Saved entries
********************
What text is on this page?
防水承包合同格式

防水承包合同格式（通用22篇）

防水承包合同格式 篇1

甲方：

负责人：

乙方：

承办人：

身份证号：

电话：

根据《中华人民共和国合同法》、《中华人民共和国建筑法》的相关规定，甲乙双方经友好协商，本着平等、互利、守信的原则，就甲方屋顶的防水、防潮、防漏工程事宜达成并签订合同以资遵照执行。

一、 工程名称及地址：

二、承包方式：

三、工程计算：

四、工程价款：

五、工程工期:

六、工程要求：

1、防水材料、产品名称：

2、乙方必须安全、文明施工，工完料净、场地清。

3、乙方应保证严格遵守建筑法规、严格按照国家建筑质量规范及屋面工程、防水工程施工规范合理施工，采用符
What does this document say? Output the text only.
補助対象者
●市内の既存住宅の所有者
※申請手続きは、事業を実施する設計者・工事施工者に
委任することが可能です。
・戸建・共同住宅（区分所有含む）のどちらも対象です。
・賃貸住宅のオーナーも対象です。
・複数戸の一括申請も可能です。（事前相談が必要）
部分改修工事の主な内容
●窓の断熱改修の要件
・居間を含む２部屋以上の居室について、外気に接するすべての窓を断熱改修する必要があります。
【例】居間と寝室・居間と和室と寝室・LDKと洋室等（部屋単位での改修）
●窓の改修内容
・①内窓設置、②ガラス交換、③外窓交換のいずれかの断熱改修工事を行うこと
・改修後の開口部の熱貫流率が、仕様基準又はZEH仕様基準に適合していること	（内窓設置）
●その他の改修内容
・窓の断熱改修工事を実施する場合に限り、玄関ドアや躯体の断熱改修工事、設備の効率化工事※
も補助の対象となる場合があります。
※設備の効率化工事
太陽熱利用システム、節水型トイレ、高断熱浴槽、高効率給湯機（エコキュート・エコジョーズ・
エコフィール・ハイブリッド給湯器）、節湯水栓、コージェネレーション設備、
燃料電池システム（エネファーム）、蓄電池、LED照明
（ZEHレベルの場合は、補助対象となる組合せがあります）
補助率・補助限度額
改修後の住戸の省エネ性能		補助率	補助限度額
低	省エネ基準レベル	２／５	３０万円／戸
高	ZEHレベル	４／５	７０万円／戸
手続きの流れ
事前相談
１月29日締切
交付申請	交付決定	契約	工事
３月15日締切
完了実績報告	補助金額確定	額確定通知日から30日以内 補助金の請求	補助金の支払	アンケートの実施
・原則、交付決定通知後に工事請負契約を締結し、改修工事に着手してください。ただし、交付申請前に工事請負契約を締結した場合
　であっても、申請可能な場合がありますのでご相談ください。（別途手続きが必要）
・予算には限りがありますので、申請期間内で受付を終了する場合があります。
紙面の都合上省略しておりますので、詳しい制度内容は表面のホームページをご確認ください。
********************
◆ Task to carry out
Return the entries in full, keeping every line exactly as it is.

◆ Task response
What text is on this page?
防水承包合同格式

防水承包合同格式（通用22篇）

防水承包合同格式 篇1

甲方：

负责人：

乙方：

承办人：

身份证号：

电话：

根据《中华人民共和国合同法》、《中华人民共和国建筑法》的相关规定，甲乙双方经友好协商，本着平等、互利、守信的原则，就甲方屋顶的防水、防潮、防漏工程事宜达成并签订合同以资遵照执行。

一、 工程名称及地址：

二、承包方式：

三、工程计算：

四、工程价款：

五、工程工期:

六、工程要求：

1、防水材料、产品名称：

2、乙方必须安全、文明施工，工完料净、场地清。

3、乙方应保证严格遵守建筑法规、严格按照国家建筑质量规范及屋面工程、防水工程施工规范合理施工，采用符
What does this document say? Output the text only.
補助対象者
●市内の既存住宅の所有者
※申請手続きは、事業を実施する設計者・工事施工者に
委任することが可能です。
・戸建・共同住宅（区分所有含む）のどちらも対象です。
・賃貸住宅のオーナーも対象です。
・複数戸の一括申請も可能です。（事前相談が必要）
部分改修工事の主な内容
●窓の断熱改修の要件
・居間を含む２部屋以上の居室について、外気に接するすべての窓を断熱改修する必要があります。
【例】居間と寝室・居間と和室と寝室・LDKと洋室等（部屋単位での改修）
●窓の改修内容
・①内窓設置、②ガラス交換、③外窓交換のいずれかの断熱改修工事を行うこと
・改修後の開口部の熱貫流率が、仕様基準又はZEH仕様基準に適合していること	（内窓設置）
●その他の改修内容
・窓の断熱改修工事を実施する場合に限り、玄関ドアや躯体の断熱改修工事、設備の効率化工事※
も補助の対象となる場合があります。
※設備の効率化工事
太陽熱利用システム、節水型トイレ、高断熱浴槽、高効率給湯機（エコキュート・エコジョーズ・
エコフィール・ハイブリッド給湯器）、節湯水栓、コージェネレーション設備、
燃料電池システム（エネファーム）、蓄電池、LED照明
（ZEHレベルの場合は、補助対象となる組合せがあります）
補助率・補助限度額
改修後の住戸の省エネ性能		補助率	補助限度額
低	省エネ基準レベル	２／５	３０万円／戸
高	ZEHレベル	４／５	７０万円／戸
手続きの流れ
事前相談
１月29日締切
交付申請	交付決定	契約	工事
３月15日締切
完了実績報告	補助金額確定	額確定通知日から30日以内 補助金の請求	補助金の支払	アンケートの実施
・原則、交付決定通知後に工事請負契約を締結し、改修工事に着手してください。ただし、交付申請前に工事請負契約を締結した場合
　であっても、申請可能な場合がありますのでご相談ください。（別途手続きが必要）
・予算には限りがありますので、申請期間内で受付を終了する場合があります。
紙面の都合上省略しておりますので、詳しい制度内容は表面のホームページをご確認ください。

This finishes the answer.